Exercise prompt.
Quote each record exactly, please, leaving none out.

·····

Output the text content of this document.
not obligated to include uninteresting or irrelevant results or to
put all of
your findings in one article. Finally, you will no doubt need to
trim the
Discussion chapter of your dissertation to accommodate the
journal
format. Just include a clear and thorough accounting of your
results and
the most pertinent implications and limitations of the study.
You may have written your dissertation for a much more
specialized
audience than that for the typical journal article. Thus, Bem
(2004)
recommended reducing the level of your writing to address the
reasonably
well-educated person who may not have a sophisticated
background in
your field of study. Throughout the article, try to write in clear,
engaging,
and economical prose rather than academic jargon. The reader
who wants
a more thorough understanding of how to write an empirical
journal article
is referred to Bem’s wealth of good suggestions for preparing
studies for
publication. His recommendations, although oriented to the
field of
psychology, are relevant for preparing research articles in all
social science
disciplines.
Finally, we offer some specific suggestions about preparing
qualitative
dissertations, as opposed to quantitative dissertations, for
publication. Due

·····

Answer to the task.
Output the text content of this document.
not obligated to include uninteresting or irrelevant results or to
put all of
your findings in one article. Finally, you will no doubt need to
trim the
Discussion chapter of your dissertation to accommodate the
journal
format. Just include a clear and thorough accounting of your
results and
the most pertinent implications and limitations of the study.
You may have written your dissertation for a much more
specialized
audience than that for the typical journal article. Thus, Bem
(2004)
recommended reducing the level of your writing to address the
reasonably
well-educated person who may not have a sophisticated
background in
your field of study. Throughout the article, try to write in clear,
engaging,
and economical prose rather than academic jargon. The reader
who wants
a more thorough understanding of how to write an empirical
journal article
is referred to Bem’s wealth of good suggestions for preparing
studies for
publication. His recommendations, although oriented to the
field of
psychology, are relevant for preparing research articles in all
social science
disciplines.
Finally, we offer some specific suggestions about preparing
qualitative
dissertations, as opposed to quantitative dissertations, for
publication. Due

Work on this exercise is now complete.